(Extracted records)
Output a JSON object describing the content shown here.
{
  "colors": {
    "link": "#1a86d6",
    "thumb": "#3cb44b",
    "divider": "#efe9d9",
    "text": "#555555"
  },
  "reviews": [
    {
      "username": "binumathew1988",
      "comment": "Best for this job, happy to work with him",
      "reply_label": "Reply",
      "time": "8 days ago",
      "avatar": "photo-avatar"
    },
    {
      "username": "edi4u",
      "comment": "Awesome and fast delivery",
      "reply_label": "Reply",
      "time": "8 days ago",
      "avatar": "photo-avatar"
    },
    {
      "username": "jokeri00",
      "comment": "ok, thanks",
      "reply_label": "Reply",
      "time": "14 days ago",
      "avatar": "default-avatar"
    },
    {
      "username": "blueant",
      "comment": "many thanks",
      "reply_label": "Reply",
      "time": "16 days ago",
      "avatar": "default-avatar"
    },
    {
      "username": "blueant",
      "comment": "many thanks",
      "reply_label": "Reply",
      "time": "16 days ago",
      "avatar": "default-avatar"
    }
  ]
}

# [Request]
Copy, from the material, each line that holds the string "comment".

# [The solution]
      "comment": "Best for this job, happy to work with him",
      "comment": "Awesome and fast delivery",
      "comment": "ok, thanks",
      "comment": "many thanks",
      "comment": "many thanks",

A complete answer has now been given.